▶ [WRITTEN TASK]
Can you transcribe every record below exactly as it appears?

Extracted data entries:
※
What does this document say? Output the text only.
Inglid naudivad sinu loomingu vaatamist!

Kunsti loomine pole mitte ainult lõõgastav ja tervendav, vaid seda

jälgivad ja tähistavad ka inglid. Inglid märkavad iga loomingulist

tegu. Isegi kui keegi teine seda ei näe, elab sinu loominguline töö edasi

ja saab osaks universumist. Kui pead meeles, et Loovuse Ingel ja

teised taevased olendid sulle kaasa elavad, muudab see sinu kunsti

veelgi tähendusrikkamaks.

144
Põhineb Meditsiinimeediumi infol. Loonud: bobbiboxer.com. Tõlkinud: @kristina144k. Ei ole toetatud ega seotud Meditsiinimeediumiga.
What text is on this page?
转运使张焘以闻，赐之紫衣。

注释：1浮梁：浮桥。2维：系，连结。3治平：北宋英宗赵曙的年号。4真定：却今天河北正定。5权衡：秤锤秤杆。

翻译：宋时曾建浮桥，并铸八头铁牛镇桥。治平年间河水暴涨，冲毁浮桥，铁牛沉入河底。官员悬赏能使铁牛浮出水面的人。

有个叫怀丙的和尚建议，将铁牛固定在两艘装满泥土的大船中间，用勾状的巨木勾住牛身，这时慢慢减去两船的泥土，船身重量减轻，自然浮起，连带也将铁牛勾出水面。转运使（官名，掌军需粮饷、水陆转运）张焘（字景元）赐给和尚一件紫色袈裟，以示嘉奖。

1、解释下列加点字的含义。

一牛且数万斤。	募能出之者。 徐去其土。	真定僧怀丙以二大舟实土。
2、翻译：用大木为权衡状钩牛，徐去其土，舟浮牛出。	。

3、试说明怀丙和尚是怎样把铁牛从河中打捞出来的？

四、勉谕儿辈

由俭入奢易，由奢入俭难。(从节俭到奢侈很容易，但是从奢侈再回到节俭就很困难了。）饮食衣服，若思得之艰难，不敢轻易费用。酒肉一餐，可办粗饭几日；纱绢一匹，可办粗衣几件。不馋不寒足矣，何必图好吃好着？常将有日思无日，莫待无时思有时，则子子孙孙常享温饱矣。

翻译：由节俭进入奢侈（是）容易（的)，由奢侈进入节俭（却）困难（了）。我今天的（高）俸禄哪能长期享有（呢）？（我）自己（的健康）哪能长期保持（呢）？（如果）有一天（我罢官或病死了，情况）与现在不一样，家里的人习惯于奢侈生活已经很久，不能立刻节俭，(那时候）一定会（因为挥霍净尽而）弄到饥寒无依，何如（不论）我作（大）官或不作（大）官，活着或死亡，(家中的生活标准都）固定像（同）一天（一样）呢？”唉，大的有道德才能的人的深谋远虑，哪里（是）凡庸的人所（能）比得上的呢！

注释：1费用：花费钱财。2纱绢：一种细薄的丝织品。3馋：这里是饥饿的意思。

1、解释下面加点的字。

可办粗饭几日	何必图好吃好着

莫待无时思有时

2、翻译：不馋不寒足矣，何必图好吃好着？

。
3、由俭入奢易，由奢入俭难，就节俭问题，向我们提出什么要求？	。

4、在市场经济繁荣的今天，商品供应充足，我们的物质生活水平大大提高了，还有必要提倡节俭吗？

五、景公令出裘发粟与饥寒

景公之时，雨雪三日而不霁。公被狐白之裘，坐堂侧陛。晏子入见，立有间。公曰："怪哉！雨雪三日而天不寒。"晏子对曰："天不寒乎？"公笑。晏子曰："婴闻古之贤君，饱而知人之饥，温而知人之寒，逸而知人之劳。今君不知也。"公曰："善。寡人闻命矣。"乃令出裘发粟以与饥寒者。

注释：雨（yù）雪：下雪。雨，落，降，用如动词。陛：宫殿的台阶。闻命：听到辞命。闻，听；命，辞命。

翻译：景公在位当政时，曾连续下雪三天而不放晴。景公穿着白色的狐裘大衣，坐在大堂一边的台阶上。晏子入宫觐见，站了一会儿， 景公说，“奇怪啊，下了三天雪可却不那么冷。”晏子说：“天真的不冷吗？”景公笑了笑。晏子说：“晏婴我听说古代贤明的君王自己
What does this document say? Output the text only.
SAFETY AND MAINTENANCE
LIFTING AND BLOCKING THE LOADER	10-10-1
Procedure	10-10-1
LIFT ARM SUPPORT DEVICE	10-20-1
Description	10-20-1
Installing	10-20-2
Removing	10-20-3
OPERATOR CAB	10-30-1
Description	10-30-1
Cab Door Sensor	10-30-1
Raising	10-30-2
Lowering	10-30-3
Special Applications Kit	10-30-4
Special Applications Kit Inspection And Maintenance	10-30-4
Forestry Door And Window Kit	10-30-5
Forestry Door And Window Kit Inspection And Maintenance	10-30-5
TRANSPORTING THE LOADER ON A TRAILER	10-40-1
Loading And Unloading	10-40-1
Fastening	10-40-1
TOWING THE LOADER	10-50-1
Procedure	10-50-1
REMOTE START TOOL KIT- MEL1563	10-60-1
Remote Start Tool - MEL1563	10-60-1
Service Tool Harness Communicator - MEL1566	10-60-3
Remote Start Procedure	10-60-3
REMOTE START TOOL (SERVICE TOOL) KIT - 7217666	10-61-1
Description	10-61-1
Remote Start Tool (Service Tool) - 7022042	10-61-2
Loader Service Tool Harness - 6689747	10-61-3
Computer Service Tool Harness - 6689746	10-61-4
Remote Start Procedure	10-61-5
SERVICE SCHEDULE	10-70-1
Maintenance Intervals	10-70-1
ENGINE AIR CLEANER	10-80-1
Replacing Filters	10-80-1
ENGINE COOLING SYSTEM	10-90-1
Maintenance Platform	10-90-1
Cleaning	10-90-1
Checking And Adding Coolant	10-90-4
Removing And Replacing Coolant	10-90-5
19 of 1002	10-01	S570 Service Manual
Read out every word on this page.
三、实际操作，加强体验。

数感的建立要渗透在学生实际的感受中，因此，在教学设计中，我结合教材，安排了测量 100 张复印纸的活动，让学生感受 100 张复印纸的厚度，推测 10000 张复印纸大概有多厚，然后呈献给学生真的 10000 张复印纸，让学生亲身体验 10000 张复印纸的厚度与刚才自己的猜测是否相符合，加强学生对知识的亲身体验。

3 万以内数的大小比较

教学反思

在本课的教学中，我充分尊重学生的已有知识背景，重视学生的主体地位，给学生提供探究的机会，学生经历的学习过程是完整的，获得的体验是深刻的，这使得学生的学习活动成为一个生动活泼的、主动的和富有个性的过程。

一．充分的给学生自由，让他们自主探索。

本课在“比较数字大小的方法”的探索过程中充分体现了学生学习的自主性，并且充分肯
※
▶ [RESPONSE]
What does this document say? Output the text only.
Inglid naudivad sinu loomingu vaatamist!

Kunsti loomine pole mitte ainult lõõgastav ja tervendav, vaid seda

jälgivad ja tähistavad ka inglid. Inglid märkavad iga loomingulist

tegu. Isegi kui keegi teine seda ei näe, elab sinu loominguline töö edasi

ja saab osaks universumist. Kui pead meeles, et Loovuse Ingel ja

teised taevased olendid sulle kaasa elavad, muudab see sinu kunsti

veelgi tähendusrikkamaks.

144
Põhineb Meditsiinimeediumi infol. Loonud: bobbiboxer.com. Tõlkinud: @kristina144k. Ei ole toetatud ega seotud Meditsiinimeediumiga.
What text is on this page?
转运使张焘以闻，赐之紫衣。

注释：1浮梁：浮桥。2维：系，连结。3治平：北宋英宗赵曙的年号。4真定：却今天河北正定。5权衡：秤锤秤杆。

翻译：宋时曾建浮桥，并铸八头铁牛镇桥。治平年间河水暴涨，冲毁浮桥，铁牛沉入河底。官员悬赏能使铁牛浮出水面的人。

有个叫怀丙的和尚建议，将铁牛固定在两艘装满泥土的大船中间，用勾状的巨木勾住牛身，这时慢慢减去两船的泥土，船身重量减轻，自然浮起，连带也将铁牛勾出水面。转运使（官名，掌军需粮饷、水陆转运）张焘（字景元）赐给和尚一件紫色袈裟，以示嘉奖。

1、解释下列加点字的含义。

一牛且数万斤。	募能出之者。 徐去其土。	真定僧怀丙以二大舟实土。
2、翻译：用大木为权衡状钩牛，徐去其土，舟浮牛出。	。

3、试说明怀丙和尚是怎样把铁牛从河中打捞出来的？

四、勉谕儿辈

由俭入奢易，由奢入俭难。(从节俭到奢侈很容易，但是从奢侈再回到节俭就很困难了。）饮食衣服，若思得之艰难，不敢轻易费用。酒肉一餐，可办粗饭几日；纱绢一匹，可办粗衣几件。不馋不寒足矣，何必图好吃好着？常将有日思无日，莫待无时思有时，则子子孙孙常享温饱矣。

翻译：由节俭进入奢侈（是）容易（的)，由奢侈进入节俭（却）困难（了）。我今天的（高）俸禄哪能长期享有（呢）？（我）自己（的健康）哪能长期保持（呢）？（如果）有一天（我罢官或病死了，情况）与现在不一样，家里的人习惯于奢侈生活已经很久，不能立刻节俭，(那时候）一定会（因为挥霍净尽而）弄到饥寒无依，何如（不论）我作（大）官或不作（大）官，活着或死亡，(家中的生活标准都）固定像（同）一天（一样）呢？”唉，大的有道德才能的人的深谋远虑，哪里（是）凡庸的人所（能）比得上的呢！

注释：1费用：花费钱财。2纱绢：一种细薄的丝织品。3馋：这里是饥饿的意思。

1、解释下面加点的字。

可办粗饭几日	何必图好吃好着

莫待无时思有时

2、翻译：不馋不寒足矣，何必图好吃好着？

。
3、由俭入奢易，由奢入俭难，就节俭问题，向我们提出什么要求？	。

4、在市场经济繁荣的今天，商品供应充足，我们的物质生活水平大大提高了，还有必要提倡节俭吗？

五、景公令出裘发粟与饥寒

景公之时，雨雪三日而不霁。公被狐白之裘，坐堂侧陛。晏子入见，立有间。公曰："怪哉！雨雪三日而天不寒。"晏子对曰："天不寒乎？"公笑。晏子曰："婴闻古之贤君，饱而知人之饥，温而知人之寒，逸而知人之劳。今君不知也。"公曰："善。寡人闻命矣。"乃令出裘发粟以与饥寒者。

注释：雨（yù）雪：下雪。雨，落，降，用如动词。陛：宫殿的台阶。闻命：听到辞命。闻，听；命，辞命。

翻译：景公在位当政时，曾连续下雪三天而不放晴。景公穿着白色的狐裘大衣，坐在大堂一边的台阶上。晏子入宫觐见，站了一会儿， 景公说，“奇怪啊，下了三天雪可却不那么冷。”晏子说：“天真的不冷吗？”景公笑了笑。晏子说：“晏婴我听说古代贤明的君王自己
What does this document say? Output the text only.
SAFETY AND MAINTENANCE
LIFTING AND BLOCKING THE LOADER	10-10-1
Procedure	10-10-1
LIFT ARM SUPPORT DEVICE	10-20-1
Description	10-20-1
Installing	10-20-2
Removing	10-20-3
OPERATOR CAB	10-30-1
Description	10-30-1
Cab Door Sensor	10-30-1
Raising	10-30-2
Lowering	10-30-3
Special Applications Kit	10-30-4
Special Applications Kit Inspection And Maintenance	10-30-4
Forestry Door And Window Kit	10-30-5
Forestry Door And Window Kit Inspection And Maintenance	10-30-5
TRANSPORTING THE LOADER ON A TRAILER	10-40-1
Loading And Unloading	10-40-1
Fastening	10-40-1
TOWING THE LOADER	10-50-1
Procedure	10-50-1
REMOTE START TOOL KIT- MEL1563	10-60-1
Remote Start Tool - MEL1563	10-60-1
Service Tool Harness Communicator - MEL1566	10-60-3
Remote Start Procedure	10-60-3
REMOTE START TOOL (SERVICE TOOL) KIT - 7217666	10-61-1
Description	10-61-1
Remote Start Tool (Service Tool) - 7022042	10-61-2
Loader Service Tool Harness - 6689747	10-61-3
Computer Service Tool Harness - 6689746	10-61-4
Remote Start Procedure	10-61-5
SERVICE SCHEDULE	10-70-1
Maintenance Intervals	10-70-1
ENGINE AIR CLEANER	10-80-1
Replacing Filters	10-80-1
ENGINE COOLING SYSTEM	10-90-1
Maintenance Platform	10-90-1
Cleaning	10-90-1
Checking And Adding Coolant	10-90-4
Removing And Replacing Coolant	10-90-5
19 of 1002	10-01	S570 Service Manual
Read out every word on this page.
三、实际操作，加强体验。

数感的建立要渗透在学生实际的感受中，因此，在教学设计中，我结合教材，安排了测量 100 张复印纸的活动，让学生感受 100 张复印纸的厚度，推测 10000 张复印纸大概有多厚，然后呈献给学生真的 10000 张复印纸，让学生亲身体验 10000 张复印纸的厚度与刚才自己的猜测是否相符合，加强学生对知识的亲身体验。

3 万以内数的大小比较

教学反思

在本课的教学中，我充分尊重学生的已有知识背景，重视学生的主体地位，给学生提供探究的机会，学生经历的学习过程是完整的，获得的体验是深刻的，这使得学生的学习活动成为一个生动活泼的、主动的和富有个性的过程。

一．充分的给学生自由，让他们自主探索。

本课在“比较数字大小的方法”的探索过程中充分体现了学生学习的自主性，并且充分肯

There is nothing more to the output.